> **ACTIVITIES**:
- A) In the FUS news excerpt, what does the protein SynGAPα2 foster?
- B) Turn the paragraph of the FUS news excerpt beginning "Mutations in fused in sarcoma" into a short bulleted list that keeps its main facts.
- C) Using the FUS news excerpt, explain how FUS supports SynGAPα2 levels and what was seen in animals whose neurons lacked FUS.

> **SOURCE EXTRACT**:

06 Oct 2017

Mutations in fused in sarcoma, a.k.a. FUS, trigger frontotemporal dementia and amyotrophic lateral sclerosis. A paper in the September 26 Cell Reports offers a possible explanation. Researchers led by Tsuyoshi Udagawa, Shinsuke Ishigaki, and Gen Sobue at Nagoya University in Japan reported that FUS cooperates with other proteins to stabilize mRNA encoding SynGAPα2, a protein that fosters the maturation of dendritic spines. In animals lacking FUS in neurons, SynGAPα2 levels fell, spines stayed immature, synaptic function waned, and behavioral problems emerged. Restoring SynGAPα2 expression partially ameliorated these deficits.

“This fascinating piece of work starts to unravel neuron-specific functions of FUS and demonstrates the complexity of regulating mRNA stability,” said Caroline Vance of King’s College London.

[Page segmentation data]
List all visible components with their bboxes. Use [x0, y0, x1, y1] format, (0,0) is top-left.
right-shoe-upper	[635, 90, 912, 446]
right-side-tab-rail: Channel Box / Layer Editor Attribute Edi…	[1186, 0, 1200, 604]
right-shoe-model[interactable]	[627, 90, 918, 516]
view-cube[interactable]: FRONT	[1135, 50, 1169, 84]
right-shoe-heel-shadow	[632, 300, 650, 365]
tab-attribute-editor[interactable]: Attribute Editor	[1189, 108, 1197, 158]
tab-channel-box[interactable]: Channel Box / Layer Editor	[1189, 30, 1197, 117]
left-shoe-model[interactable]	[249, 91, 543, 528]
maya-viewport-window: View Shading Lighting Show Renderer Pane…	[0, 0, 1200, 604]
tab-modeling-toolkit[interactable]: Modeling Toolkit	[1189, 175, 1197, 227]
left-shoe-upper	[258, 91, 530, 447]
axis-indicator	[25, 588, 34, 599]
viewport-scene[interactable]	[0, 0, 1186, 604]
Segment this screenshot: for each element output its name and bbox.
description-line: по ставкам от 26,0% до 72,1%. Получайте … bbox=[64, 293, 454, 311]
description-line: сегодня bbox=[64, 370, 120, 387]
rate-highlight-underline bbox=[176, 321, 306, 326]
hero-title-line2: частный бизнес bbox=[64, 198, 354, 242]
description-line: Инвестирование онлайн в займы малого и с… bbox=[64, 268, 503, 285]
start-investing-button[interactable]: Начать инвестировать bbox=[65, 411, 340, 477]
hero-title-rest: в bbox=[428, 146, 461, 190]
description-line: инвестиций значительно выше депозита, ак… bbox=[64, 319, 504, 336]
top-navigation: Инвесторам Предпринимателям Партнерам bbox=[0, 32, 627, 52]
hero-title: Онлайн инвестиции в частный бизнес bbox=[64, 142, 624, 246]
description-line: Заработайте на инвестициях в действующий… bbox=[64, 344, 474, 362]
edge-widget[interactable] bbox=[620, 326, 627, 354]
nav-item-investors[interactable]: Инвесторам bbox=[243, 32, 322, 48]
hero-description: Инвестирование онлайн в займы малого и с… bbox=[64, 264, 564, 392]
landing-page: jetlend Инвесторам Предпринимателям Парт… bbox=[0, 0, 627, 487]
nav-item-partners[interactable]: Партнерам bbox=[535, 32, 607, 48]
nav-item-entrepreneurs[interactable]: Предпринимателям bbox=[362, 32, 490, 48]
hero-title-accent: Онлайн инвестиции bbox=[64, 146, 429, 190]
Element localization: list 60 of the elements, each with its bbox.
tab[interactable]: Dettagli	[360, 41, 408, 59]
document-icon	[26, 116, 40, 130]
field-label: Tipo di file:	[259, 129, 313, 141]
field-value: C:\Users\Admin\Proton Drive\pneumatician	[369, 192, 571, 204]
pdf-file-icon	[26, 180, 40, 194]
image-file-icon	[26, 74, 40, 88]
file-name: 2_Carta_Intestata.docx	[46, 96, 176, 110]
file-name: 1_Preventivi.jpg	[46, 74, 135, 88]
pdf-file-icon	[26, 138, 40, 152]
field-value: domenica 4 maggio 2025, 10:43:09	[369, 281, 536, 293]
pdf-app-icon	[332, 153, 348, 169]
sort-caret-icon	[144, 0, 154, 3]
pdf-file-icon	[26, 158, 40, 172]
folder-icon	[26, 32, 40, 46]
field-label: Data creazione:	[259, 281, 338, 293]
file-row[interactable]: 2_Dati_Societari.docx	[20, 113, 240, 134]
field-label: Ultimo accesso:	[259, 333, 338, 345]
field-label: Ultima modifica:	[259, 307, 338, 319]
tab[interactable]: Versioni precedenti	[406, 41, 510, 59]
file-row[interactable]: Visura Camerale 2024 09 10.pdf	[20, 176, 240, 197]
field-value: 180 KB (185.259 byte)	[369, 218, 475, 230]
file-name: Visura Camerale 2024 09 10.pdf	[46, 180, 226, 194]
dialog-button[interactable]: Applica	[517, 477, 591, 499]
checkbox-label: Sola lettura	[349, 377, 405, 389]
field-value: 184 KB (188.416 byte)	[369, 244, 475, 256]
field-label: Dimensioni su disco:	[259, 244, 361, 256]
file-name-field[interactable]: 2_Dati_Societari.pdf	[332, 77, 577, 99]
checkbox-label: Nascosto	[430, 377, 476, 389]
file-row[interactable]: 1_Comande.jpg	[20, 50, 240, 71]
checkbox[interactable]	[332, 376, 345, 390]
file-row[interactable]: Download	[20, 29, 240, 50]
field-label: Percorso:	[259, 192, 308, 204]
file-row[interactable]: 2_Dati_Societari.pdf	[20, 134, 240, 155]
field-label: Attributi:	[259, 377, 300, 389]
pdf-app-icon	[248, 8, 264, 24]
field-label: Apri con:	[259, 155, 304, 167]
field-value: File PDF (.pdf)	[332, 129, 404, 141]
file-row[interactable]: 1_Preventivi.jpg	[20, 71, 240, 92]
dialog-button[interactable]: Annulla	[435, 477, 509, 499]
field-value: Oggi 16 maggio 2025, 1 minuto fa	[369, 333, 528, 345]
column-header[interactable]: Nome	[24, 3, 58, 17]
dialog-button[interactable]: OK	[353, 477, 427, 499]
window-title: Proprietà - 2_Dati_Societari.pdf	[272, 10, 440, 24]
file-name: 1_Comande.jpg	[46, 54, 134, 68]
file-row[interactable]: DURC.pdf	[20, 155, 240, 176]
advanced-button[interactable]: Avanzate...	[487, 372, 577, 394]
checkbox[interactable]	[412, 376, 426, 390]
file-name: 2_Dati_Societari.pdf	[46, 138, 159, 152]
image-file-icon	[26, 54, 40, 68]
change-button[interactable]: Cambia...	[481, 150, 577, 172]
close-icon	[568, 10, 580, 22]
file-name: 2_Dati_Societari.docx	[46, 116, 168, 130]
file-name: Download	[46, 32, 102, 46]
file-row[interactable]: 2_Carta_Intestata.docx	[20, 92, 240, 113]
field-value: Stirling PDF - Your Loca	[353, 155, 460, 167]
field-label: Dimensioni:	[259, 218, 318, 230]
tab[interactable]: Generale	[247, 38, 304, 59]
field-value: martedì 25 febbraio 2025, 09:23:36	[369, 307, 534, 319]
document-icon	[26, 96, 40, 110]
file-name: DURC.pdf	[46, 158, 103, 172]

> **PER-TASK ANSWERS**:
- A) The maturation of dendritic spines.

- B)
- Mutations in fused in sarcoma (FUS) trigger frontotemporal dementia and amyotrophic lateral sclerosis.
- A paper in the September 26 Cell Reports, from researchers led by Tsuyoshi Udagawa, Shinsuke Ishigaki, and Gen Sobue at Nagoya University in Japan, offers a possible explanation.
- FUS cooperates with other proteins to stabilize mRNA encoding SynGAPα2, a protein that fosters dendritic spine maturation.
- In animals lacking FUS in neurons, SynGAPα2 levels fell, spines stayed immature, synaptic function waned, and behavioral problems emerged.
- Restoring SynGAPα2 expression partially ameliorated these deficits.

- C) FUS works with other proteins to stabilize the mRNA that encodes SynGAPα2. In animals lacking FUS in neurons, SynGAPα2 levels fell, dendritic spines stayed immature, synaptic function waned, and behavioral problems emerged.